- YOUR TASK
Every line that holds "hour" should be shown.

·····

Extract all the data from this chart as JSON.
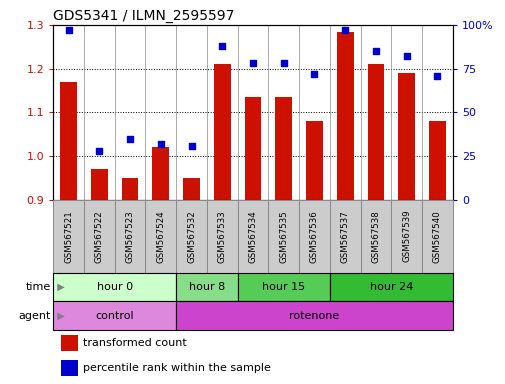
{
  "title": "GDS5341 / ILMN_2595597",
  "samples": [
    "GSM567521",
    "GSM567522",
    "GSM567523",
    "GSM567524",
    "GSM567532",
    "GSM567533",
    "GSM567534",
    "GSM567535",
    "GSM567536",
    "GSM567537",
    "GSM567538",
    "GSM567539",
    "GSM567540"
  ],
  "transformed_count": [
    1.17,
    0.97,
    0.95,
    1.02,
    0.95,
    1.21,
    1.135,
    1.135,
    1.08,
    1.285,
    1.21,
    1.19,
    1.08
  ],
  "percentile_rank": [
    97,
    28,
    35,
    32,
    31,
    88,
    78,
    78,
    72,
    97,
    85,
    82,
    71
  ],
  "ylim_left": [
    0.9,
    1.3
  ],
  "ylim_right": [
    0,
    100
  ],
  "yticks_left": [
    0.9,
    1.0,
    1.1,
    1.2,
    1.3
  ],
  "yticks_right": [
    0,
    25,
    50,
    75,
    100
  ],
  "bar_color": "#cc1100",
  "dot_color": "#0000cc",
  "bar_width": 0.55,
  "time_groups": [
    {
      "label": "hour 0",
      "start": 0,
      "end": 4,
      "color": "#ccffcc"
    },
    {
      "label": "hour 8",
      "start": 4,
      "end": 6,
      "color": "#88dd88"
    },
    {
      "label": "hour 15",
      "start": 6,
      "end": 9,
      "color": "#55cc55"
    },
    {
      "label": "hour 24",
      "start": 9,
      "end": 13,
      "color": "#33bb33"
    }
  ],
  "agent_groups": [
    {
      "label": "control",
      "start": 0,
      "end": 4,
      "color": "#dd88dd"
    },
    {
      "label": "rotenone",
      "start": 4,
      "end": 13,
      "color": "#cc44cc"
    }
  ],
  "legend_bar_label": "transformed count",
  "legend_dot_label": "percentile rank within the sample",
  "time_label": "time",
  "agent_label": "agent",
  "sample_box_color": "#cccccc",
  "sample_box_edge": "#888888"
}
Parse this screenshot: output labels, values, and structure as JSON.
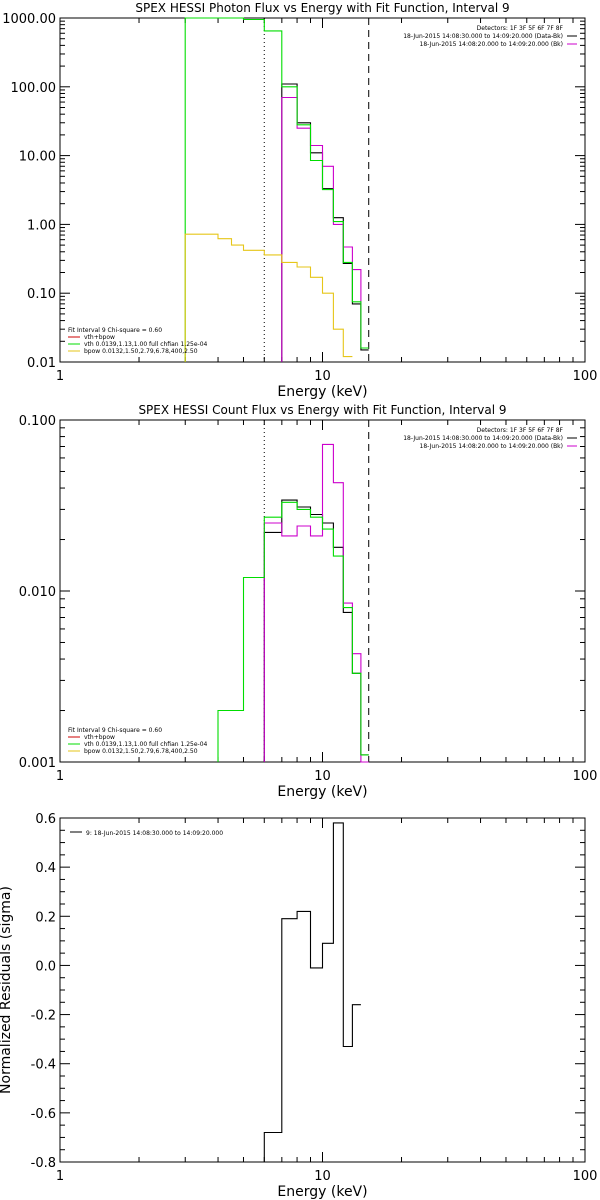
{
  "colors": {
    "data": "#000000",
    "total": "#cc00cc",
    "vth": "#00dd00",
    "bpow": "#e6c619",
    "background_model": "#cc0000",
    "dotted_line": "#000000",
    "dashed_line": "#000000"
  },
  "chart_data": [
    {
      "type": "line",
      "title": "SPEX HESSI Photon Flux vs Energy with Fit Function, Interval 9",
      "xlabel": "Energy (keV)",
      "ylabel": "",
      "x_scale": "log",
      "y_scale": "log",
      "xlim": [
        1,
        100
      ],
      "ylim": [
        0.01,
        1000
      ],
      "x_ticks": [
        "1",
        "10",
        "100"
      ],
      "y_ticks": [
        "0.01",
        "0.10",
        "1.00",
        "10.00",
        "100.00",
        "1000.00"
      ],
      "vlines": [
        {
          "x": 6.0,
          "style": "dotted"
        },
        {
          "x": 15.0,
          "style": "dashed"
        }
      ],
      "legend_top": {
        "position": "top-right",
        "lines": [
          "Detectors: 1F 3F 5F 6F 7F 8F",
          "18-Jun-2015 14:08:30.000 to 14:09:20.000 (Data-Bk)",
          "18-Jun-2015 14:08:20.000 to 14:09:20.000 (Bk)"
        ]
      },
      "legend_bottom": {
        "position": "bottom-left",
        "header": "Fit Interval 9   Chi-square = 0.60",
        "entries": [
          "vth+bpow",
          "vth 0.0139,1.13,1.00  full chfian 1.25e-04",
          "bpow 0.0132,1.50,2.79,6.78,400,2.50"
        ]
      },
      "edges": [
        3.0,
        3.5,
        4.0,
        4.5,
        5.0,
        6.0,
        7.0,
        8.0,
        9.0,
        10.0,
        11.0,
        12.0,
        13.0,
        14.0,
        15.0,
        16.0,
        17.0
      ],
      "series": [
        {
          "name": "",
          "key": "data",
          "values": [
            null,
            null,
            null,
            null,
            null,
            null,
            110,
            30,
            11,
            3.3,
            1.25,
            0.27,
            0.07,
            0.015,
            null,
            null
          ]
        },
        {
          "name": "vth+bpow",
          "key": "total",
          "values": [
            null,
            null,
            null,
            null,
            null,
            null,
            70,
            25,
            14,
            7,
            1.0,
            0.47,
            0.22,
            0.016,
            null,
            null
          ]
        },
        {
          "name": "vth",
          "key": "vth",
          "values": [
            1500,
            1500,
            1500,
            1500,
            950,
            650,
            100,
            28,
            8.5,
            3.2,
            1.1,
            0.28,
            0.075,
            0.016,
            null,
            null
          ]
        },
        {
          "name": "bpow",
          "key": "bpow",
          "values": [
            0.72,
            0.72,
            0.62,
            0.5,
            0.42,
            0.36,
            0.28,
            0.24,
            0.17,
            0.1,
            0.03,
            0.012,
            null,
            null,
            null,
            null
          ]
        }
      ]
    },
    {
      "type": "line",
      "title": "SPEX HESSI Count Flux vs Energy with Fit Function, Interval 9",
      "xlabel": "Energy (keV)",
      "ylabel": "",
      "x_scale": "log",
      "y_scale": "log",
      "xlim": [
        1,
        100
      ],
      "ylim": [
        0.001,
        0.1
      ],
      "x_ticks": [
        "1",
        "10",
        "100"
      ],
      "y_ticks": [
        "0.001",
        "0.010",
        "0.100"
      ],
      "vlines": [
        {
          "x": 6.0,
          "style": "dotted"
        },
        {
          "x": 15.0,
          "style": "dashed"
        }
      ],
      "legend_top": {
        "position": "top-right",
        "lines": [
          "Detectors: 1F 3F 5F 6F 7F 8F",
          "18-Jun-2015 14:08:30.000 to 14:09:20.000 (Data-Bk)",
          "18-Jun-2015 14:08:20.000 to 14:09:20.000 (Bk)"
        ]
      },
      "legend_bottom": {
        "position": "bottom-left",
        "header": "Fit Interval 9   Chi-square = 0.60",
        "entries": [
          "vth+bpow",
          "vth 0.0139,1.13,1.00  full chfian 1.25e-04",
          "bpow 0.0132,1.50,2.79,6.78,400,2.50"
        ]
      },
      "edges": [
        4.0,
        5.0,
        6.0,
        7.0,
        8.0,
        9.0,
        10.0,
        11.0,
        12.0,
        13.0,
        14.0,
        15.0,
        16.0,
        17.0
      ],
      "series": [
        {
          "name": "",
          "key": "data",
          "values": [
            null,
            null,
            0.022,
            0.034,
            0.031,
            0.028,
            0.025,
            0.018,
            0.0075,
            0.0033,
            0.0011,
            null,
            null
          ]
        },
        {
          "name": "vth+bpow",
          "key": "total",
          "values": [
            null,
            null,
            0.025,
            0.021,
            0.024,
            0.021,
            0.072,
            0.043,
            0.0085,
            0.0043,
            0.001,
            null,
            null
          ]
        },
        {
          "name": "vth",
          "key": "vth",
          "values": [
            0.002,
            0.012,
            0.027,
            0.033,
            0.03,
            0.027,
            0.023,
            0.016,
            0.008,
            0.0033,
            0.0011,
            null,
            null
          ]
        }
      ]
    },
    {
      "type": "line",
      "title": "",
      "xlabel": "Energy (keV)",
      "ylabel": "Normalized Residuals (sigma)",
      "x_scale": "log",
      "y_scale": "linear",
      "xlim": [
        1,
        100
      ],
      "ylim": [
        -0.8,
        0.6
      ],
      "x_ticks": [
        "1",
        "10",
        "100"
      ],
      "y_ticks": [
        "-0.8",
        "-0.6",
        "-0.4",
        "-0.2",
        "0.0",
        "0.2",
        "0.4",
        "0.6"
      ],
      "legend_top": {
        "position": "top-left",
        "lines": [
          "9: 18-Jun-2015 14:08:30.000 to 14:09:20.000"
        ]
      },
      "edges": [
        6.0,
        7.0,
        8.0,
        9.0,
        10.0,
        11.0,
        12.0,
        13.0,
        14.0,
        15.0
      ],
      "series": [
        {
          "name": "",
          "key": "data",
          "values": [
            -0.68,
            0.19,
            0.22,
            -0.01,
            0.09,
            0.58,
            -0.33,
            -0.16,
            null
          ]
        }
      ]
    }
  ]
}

·····

- OUTPUT OF THE TASK
      "label": "hour 0",
      "label": "hour 8",
      "label": "hour 15",
      "label": "hour 24",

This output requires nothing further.